-- start --

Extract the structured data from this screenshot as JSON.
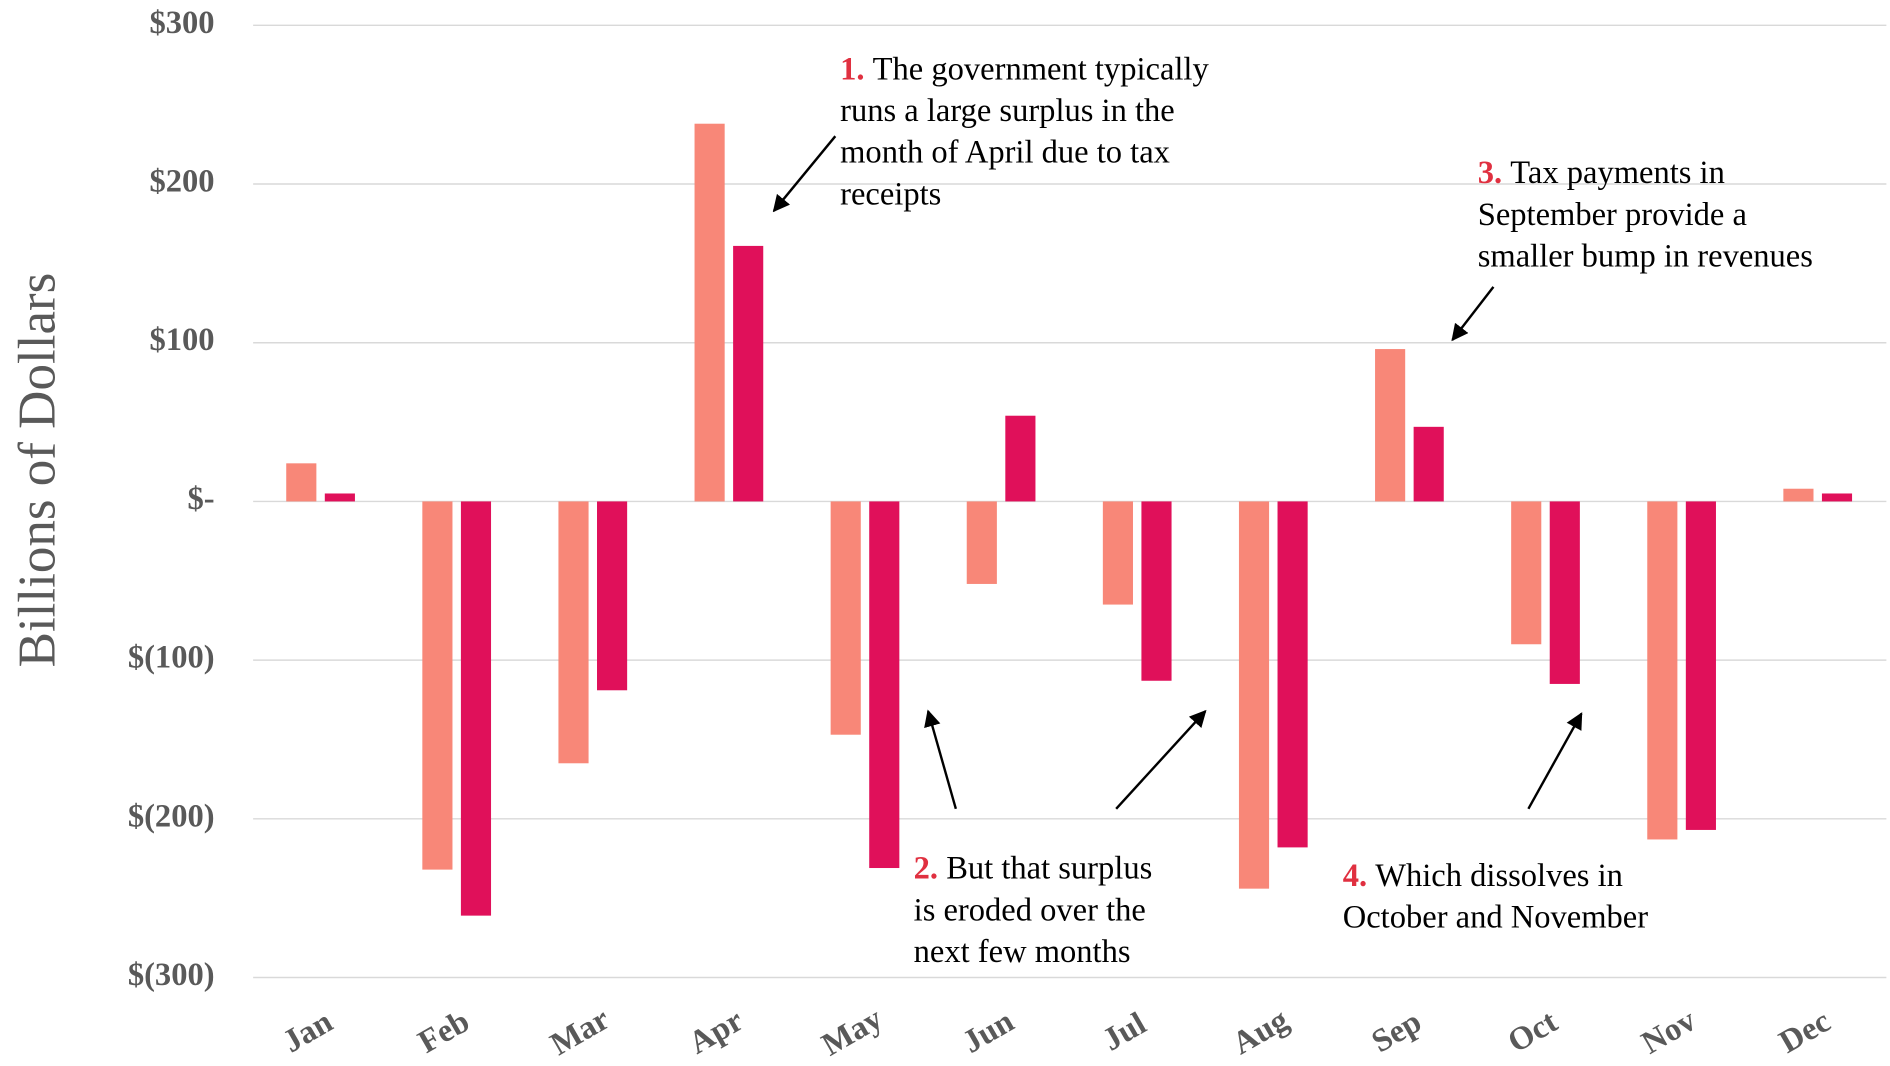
{
  "chart_data": {
    "type": "bar",
    "y_axis_label": "Billions of Dollars",
    "categories": [
      "Jan",
      "Feb",
      "Mar",
      "Apr",
      "May",
      "Jun",
      "Jul",
      "Aug",
      "Sep",
      "Oct",
      "Nov",
      "Dec"
    ],
    "series": [
      {
        "color": "#f88778",
        "values": [
          24,
          -232,
          -165,
          238,
          -147,
          -52,
          -65,
          -244,
          96,
          -90,
          -213,
          8
        ]
      },
      {
        "color": "#e0105a",
        "values": [
          5,
          -261,
          -119,
          161,
          -231,
          54,
          -113,
          -218,
          47,
          -115,
          -207,
          5
        ]
      }
    ],
    "ylim": [
      -300,
      300
    ],
    "yticks": [
      {
        "value": 300,
        "label": "$300"
      },
      {
        "value": 200,
        "label": "$200"
      },
      {
        "value": 100,
        "label": "$100"
      },
      {
        "value": 0,
        "label": "$-"
      },
      {
        "value": -100,
        "label": "$(100)"
      },
      {
        "value": -200,
        "label": "$(200)"
      },
      {
        "value": -300,
        "label": "$(300)"
      }
    ],
    "grid": true,
    "annotations": [
      {
        "number": "1.",
        "lines": [
          "The government typically",
          "runs a large surplus in the",
          "month of April due to tax",
          "receipts"
        ]
      },
      {
        "number": "2.",
        "lines": [
          "But that surplus",
          "is eroded over the",
          "next few months"
        ]
      },
      {
        "number": "3.",
        "lines": [
          "Tax payments in",
          "September provide a",
          "smaller bump in revenues"
        ]
      },
      {
        "number": "4.",
        "lines": [
          "Which dissolves in",
          "October and November"
        ]
      }
    ]
  }
}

-- end --

Aim of the exercise => From the listing above, copy every line that holds the string "surplus".

Finished exercise =>
          "runs a large surplus in the",
          "But that surplus",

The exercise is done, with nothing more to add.